Data records
---+---
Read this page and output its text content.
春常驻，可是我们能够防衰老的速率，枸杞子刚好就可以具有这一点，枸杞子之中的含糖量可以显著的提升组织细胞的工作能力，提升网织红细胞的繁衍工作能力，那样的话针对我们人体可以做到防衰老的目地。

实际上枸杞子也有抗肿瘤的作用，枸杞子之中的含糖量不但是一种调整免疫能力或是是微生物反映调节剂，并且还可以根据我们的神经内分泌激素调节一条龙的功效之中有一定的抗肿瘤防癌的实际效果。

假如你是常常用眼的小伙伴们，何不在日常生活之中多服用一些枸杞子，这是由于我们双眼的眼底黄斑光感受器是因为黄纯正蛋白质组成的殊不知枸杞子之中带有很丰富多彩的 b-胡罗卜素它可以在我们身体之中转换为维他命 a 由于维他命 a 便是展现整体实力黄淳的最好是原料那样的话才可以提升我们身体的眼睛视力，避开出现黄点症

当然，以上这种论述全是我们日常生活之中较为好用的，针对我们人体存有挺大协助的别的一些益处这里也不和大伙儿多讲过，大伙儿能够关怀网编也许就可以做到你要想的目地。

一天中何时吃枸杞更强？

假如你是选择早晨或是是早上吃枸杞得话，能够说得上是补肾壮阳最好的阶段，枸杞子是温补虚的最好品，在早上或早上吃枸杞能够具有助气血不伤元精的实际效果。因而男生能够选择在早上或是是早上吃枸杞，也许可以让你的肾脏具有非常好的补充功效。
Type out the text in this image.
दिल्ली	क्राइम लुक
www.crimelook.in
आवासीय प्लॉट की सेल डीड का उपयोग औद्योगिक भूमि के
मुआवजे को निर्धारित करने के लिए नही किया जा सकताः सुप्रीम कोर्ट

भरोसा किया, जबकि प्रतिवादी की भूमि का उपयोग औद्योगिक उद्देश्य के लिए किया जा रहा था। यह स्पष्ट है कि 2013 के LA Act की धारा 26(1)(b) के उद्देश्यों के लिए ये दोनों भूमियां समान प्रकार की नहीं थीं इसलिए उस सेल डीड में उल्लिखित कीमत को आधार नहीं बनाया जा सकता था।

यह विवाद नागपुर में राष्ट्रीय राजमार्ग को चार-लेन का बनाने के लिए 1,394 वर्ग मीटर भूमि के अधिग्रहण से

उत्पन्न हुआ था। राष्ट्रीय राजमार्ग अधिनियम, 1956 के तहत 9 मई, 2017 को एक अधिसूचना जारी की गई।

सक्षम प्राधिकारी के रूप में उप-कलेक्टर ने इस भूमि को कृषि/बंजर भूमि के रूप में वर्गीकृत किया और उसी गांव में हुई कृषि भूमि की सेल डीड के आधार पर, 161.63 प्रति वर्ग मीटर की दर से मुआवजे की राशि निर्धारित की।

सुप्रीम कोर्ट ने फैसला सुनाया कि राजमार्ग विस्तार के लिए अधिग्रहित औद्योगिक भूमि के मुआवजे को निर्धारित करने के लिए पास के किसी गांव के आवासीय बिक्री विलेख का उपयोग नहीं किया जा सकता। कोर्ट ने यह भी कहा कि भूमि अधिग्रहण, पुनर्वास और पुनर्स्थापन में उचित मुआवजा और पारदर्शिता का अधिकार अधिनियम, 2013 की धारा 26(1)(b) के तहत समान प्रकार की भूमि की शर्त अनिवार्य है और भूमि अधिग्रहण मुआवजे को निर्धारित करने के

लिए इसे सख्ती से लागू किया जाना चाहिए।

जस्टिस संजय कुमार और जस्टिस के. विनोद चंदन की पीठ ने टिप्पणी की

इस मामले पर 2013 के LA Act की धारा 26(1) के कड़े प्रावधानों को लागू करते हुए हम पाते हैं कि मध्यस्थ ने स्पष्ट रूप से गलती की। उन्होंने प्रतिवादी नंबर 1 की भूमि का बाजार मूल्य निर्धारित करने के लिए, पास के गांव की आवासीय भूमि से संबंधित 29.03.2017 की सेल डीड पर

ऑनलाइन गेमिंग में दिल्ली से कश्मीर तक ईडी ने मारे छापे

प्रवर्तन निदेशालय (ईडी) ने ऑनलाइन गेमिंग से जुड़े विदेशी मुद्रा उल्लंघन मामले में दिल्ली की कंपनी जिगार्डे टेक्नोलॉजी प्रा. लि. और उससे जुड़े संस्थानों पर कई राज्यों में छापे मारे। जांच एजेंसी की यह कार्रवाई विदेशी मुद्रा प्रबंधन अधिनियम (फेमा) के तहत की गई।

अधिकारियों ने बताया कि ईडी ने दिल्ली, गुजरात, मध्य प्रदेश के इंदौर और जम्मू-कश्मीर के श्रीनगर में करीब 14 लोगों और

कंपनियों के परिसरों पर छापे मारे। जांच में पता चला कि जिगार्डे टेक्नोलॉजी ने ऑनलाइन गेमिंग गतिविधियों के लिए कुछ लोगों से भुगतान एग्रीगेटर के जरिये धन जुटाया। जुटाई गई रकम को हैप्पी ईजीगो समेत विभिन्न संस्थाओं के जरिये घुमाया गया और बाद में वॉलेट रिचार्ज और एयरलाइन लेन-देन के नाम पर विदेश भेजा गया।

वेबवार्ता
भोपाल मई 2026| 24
---+---
# To do
In the listing, find every line containing the word "this" and list it.

# Response below
Read this page and output its text content.
Type out the text in this image.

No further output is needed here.